--- Begin Working data ---

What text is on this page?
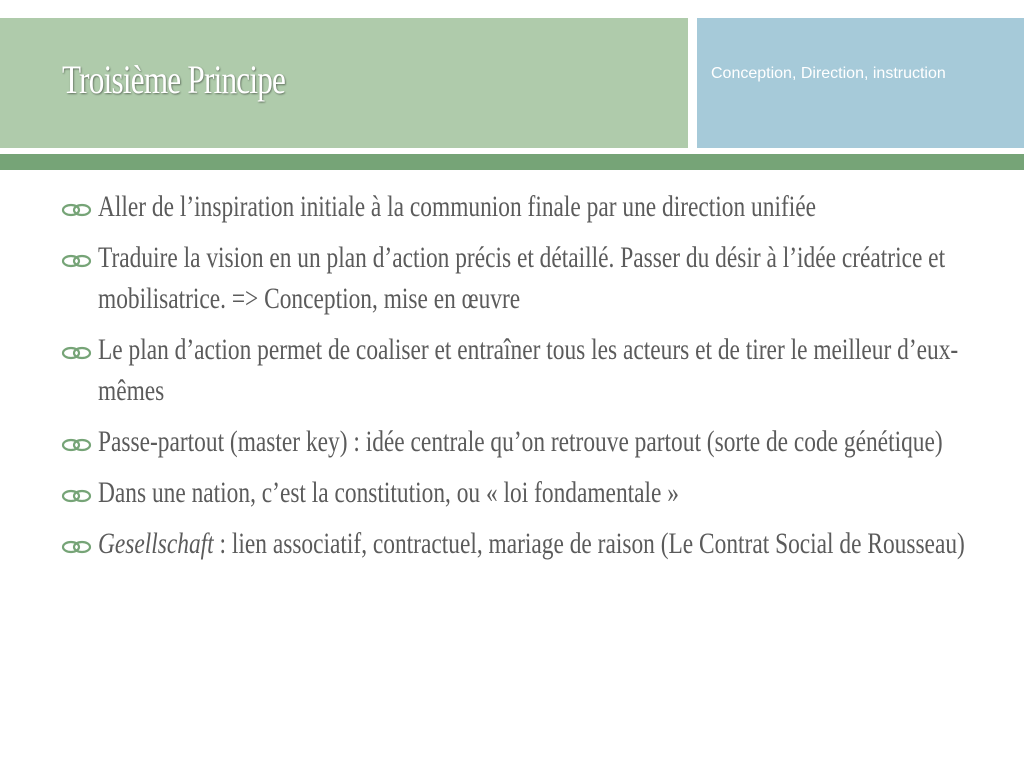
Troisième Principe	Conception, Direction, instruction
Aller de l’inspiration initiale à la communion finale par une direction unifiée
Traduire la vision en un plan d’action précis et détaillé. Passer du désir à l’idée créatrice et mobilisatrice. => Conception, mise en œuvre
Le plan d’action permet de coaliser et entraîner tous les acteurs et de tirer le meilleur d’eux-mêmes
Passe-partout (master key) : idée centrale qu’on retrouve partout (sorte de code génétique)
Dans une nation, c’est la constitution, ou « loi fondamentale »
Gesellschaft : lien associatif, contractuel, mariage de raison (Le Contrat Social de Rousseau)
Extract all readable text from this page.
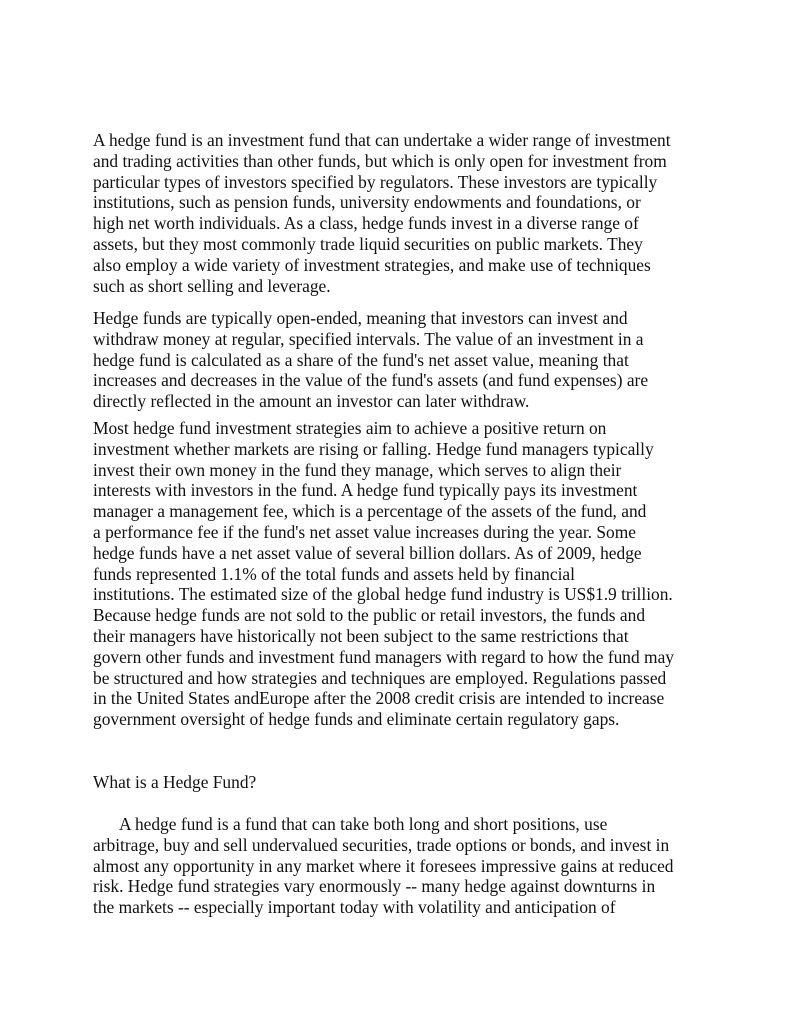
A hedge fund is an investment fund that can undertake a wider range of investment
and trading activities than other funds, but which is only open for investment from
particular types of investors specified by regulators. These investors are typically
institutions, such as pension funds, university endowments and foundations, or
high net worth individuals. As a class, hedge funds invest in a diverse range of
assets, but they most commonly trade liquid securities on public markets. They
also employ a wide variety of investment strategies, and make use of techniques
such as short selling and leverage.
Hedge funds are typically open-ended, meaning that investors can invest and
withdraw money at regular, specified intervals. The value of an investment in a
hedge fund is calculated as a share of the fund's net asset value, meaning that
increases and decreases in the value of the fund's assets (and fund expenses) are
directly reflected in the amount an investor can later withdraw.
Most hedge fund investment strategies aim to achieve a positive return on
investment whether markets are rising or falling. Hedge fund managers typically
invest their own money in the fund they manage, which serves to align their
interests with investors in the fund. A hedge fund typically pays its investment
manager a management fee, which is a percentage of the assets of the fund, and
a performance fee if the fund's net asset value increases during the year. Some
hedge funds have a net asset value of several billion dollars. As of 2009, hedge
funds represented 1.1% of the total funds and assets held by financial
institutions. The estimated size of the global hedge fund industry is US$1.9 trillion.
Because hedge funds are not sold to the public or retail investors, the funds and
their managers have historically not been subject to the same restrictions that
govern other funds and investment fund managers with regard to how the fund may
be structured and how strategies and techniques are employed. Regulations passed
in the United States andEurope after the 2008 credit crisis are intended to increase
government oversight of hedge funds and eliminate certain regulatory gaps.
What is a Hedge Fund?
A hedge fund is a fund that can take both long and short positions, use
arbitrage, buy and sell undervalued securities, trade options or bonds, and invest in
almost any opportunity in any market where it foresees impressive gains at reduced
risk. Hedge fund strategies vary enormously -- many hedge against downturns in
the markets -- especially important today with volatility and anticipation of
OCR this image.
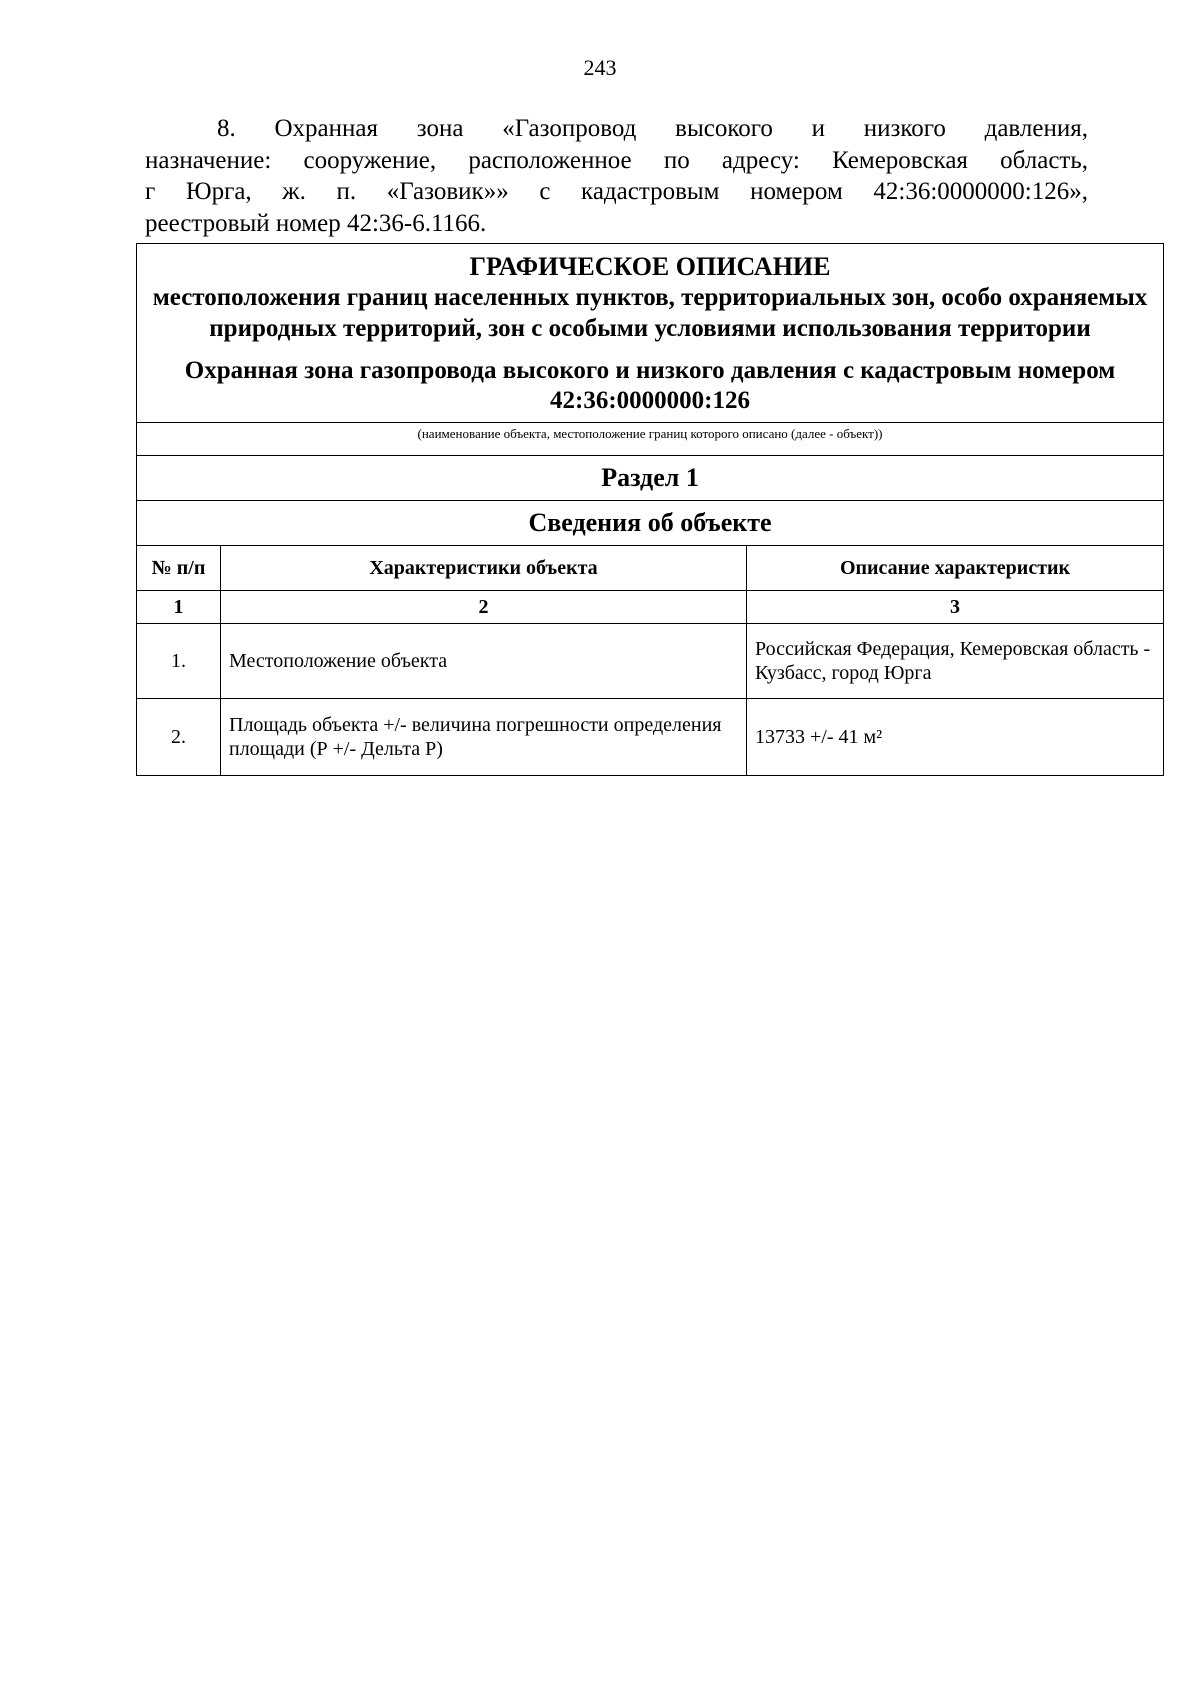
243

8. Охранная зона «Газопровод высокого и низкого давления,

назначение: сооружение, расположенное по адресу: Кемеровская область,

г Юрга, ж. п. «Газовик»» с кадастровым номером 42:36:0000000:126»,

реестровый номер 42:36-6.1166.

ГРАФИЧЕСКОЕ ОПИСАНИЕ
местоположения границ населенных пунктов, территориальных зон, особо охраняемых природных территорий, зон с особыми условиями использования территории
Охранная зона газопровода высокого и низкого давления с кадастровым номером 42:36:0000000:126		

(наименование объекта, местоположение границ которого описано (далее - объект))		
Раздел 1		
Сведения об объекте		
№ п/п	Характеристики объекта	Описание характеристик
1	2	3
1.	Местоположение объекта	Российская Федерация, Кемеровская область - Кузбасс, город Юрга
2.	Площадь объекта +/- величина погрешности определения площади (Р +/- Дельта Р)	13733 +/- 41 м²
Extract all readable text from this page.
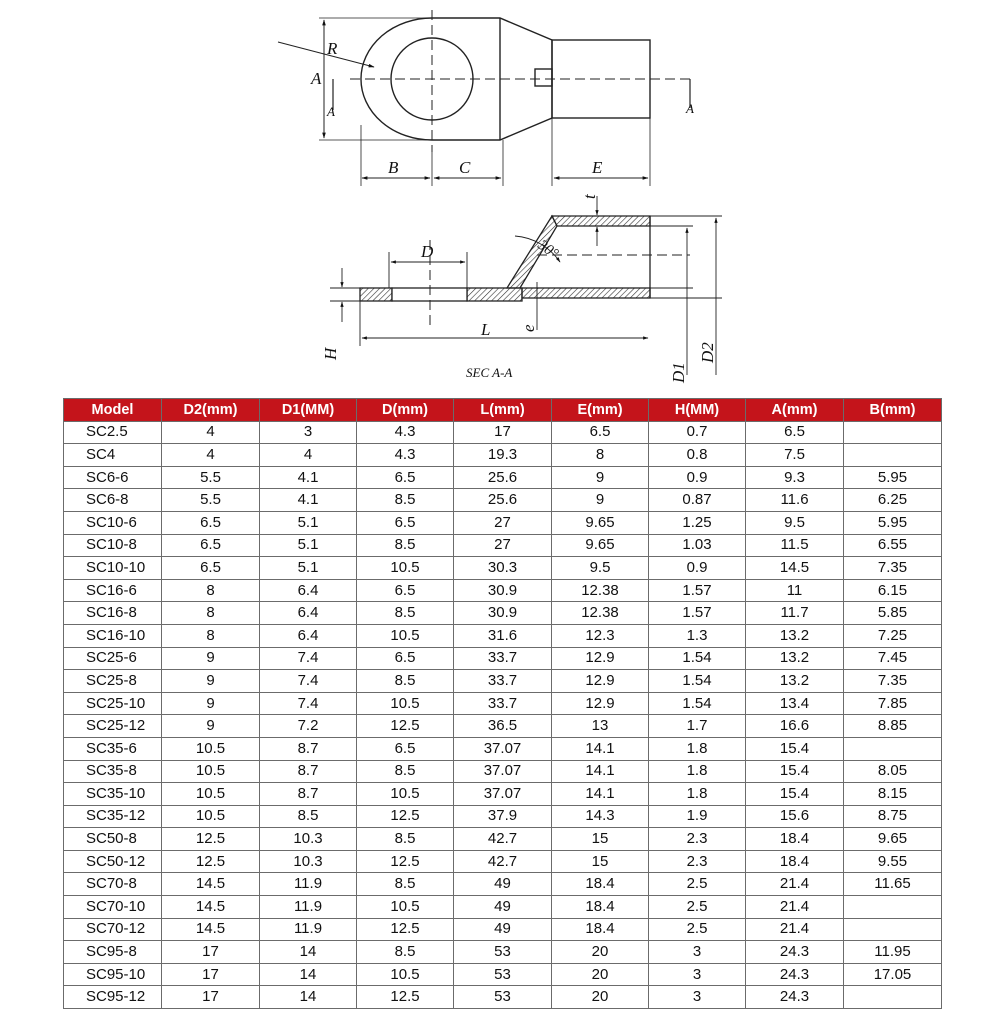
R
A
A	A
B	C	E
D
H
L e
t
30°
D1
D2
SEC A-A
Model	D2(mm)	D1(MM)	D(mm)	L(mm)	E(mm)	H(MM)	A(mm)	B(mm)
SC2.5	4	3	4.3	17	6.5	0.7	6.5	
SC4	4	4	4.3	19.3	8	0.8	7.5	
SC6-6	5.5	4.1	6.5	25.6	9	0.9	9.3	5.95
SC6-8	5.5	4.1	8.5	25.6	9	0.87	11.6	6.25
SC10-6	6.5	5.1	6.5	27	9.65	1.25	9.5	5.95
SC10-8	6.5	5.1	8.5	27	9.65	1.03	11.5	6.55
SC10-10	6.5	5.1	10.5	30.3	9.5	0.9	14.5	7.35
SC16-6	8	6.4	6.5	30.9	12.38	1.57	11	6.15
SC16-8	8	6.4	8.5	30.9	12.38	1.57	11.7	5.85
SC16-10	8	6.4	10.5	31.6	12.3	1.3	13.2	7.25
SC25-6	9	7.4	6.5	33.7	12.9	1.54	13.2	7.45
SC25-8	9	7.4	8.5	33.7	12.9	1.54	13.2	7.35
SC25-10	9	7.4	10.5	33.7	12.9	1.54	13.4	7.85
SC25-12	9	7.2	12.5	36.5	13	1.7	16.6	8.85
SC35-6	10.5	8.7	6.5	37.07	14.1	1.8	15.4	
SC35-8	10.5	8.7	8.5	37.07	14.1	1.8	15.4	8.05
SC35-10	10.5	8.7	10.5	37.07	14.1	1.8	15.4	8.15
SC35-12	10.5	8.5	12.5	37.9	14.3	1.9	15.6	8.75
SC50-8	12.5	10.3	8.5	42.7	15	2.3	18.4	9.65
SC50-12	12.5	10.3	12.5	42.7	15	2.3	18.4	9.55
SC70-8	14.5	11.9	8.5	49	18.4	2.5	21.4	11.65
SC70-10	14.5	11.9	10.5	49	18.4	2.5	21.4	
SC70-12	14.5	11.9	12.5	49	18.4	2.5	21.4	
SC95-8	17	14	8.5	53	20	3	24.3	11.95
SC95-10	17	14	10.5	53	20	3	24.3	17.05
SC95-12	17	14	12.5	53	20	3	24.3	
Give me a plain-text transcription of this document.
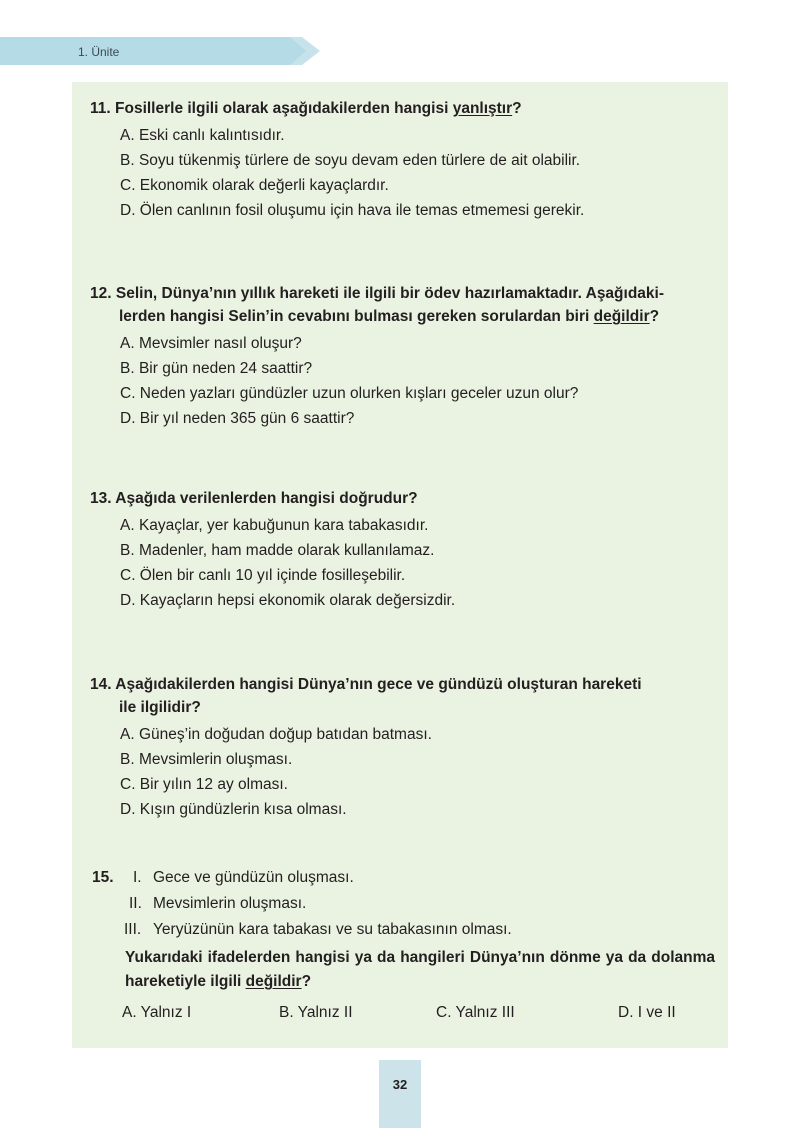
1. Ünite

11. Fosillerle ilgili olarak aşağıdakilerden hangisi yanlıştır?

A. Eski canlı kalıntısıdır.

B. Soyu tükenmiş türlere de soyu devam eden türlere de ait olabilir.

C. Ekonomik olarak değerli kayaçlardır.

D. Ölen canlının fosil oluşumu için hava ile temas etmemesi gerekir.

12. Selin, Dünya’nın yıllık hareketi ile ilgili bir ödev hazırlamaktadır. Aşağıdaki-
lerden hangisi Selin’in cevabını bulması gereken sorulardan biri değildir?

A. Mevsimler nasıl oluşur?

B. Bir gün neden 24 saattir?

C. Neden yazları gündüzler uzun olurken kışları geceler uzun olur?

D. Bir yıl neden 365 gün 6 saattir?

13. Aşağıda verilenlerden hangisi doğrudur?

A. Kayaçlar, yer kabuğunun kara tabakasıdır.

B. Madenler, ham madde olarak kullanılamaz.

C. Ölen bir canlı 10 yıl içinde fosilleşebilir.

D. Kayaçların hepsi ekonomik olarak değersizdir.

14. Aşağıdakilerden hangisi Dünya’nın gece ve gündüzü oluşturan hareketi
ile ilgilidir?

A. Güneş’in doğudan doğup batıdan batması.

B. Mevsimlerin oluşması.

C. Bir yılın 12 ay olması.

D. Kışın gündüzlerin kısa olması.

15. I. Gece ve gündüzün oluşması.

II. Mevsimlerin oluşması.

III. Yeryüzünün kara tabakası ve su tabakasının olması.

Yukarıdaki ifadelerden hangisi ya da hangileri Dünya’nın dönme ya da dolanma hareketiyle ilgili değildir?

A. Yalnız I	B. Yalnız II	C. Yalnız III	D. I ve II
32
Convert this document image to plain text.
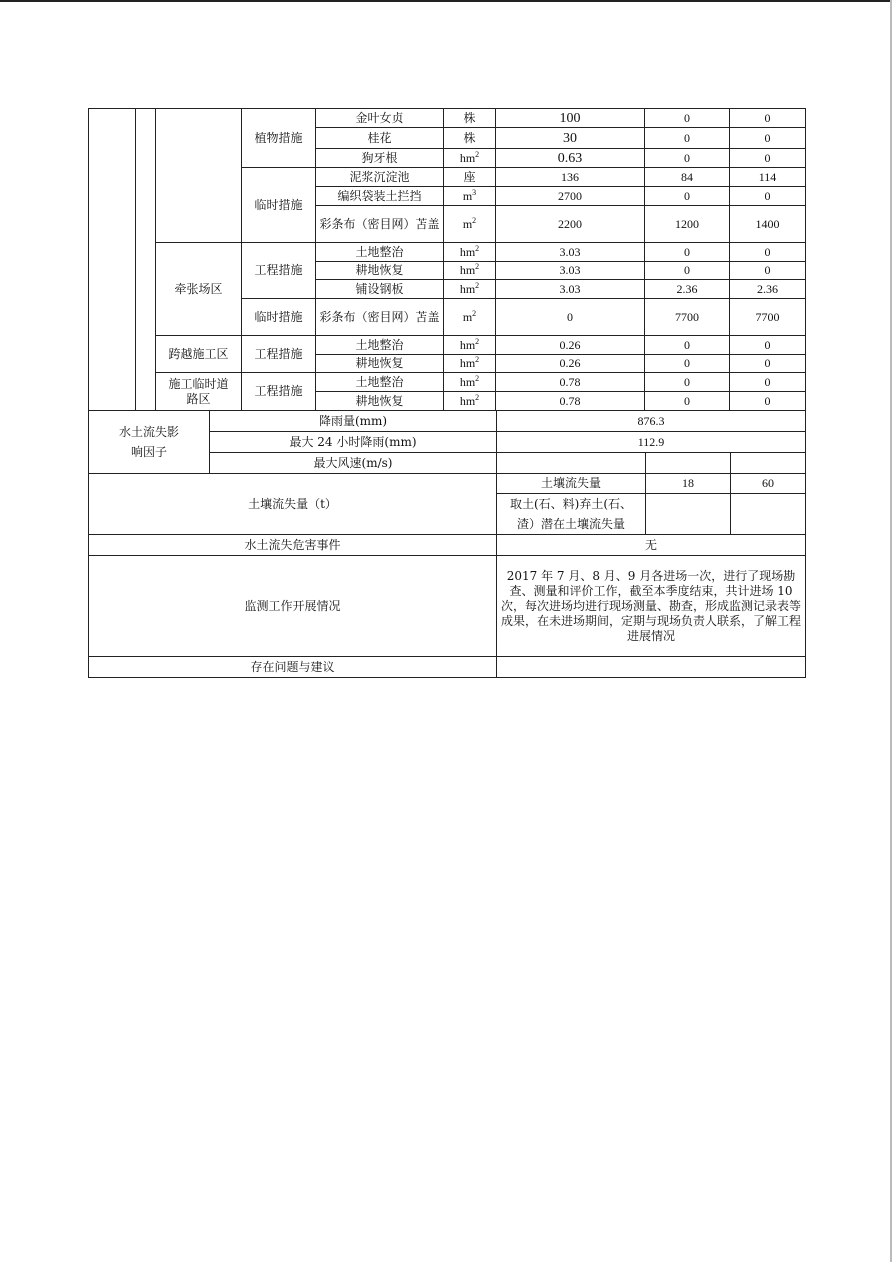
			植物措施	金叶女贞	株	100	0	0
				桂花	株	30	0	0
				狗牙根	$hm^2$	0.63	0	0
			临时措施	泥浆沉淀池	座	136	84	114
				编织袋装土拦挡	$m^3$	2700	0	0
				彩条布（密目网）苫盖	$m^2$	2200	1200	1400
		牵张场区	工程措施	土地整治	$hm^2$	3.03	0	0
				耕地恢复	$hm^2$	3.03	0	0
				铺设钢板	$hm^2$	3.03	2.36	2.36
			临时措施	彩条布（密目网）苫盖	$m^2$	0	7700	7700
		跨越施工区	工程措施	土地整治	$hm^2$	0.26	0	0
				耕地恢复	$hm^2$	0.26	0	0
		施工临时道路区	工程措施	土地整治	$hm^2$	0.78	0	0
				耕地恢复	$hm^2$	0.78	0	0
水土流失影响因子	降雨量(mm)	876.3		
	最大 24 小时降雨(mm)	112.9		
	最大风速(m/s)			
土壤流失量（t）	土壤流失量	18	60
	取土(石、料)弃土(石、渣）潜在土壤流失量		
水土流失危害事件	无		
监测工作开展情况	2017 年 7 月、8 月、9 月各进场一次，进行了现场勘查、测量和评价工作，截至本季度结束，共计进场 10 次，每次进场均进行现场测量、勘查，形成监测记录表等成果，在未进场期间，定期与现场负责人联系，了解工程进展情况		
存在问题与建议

--- End Working data ---

-- Aim of the exercise --
Copy out every line with the word "Conception".

-- Full answer --
Troisième Principe	Conception, Direction, instruction
Traduire la vision en un plan d’action précis et détaillé. Passer du désir à l’idée créatrice et mobilisatrice. => Conception, mise en œuvre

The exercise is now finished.